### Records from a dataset
____

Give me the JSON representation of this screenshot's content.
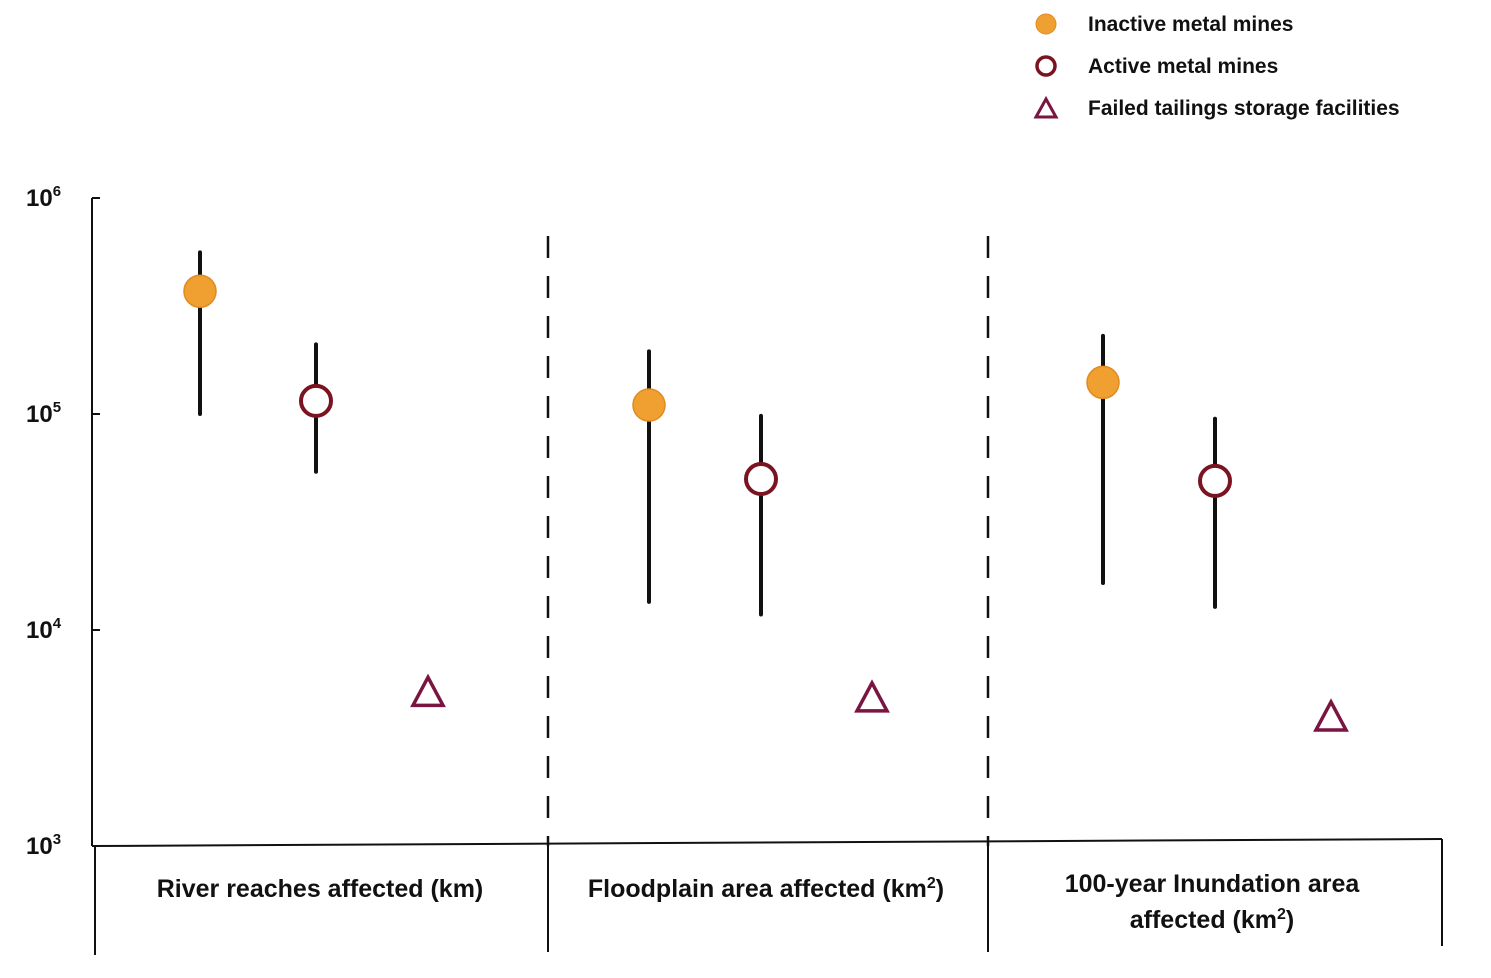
{
  "chart_data": {
    "type": "scatter",
    "scale": "log",
    "ylim": [
      1000,
      1000000
    ],
    "y_ticks": [
      {
        "base": "10",
        "exp": "6",
        "value": 1000000
      },
      {
        "base": "10",
        "exp": "5",
        "value": 100000
      },
      {
        "base": "10",
        "exp": "4",
        "value": 10000
      },
      {
        "base": "10",
        "exp": "3",
        "value": 1000
      }
    ],
    "categories": [
      {
        "lines": [
          "River reaches affected (km)"
        ],
        "sup": ""
      },
      {
        "lines": [
          "Floodplain area affected (km"
        ],
        "sup": "2",
        "suffix": ")"
      },
      {
        "lines": [
          "100-year Inundation area",
          "affected (km"
        ],
        "sup": "2",
        "suffix": ")"
      }
    ],
    "series": [
      {
        "name": "Inactive metal mines",
        "marker": "filled-circle",
        "color": "#f0a030",
        "values": [
          370000,
          110000,
          140000
        ],
        "error_low": [
          100000,
          13500,
          16500
        ],
        "error_high": [
          560000,
          195000,
          230000
        ]
      },
      {
        "name": "Active metal mines",
        "marker": "open-circle",
        "color": "#7a1420",
        "values": [
          115000,
          50000,
          49000
        ],
        "error_low": [
          54000,
          11800,
          12800
        ],
        "error_high": [
          210000,
          98000,
          95000
        ]
      },
      {
        "name": "Failed tailings storage facilities",
        "marker": "open-triangle",
        "color": "#7a1440",
        "values": [
          5200,
          4900,
          4000
        ]
      }
    ],
    "grid": false,
    "legend_position": "top-right"
  }
}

____

### Stated task
List all lines where "affected" occurs.

### Result of this exercise
          "River reaches affected (km)"
          "Floodplain area affected (km"
          "affected (km"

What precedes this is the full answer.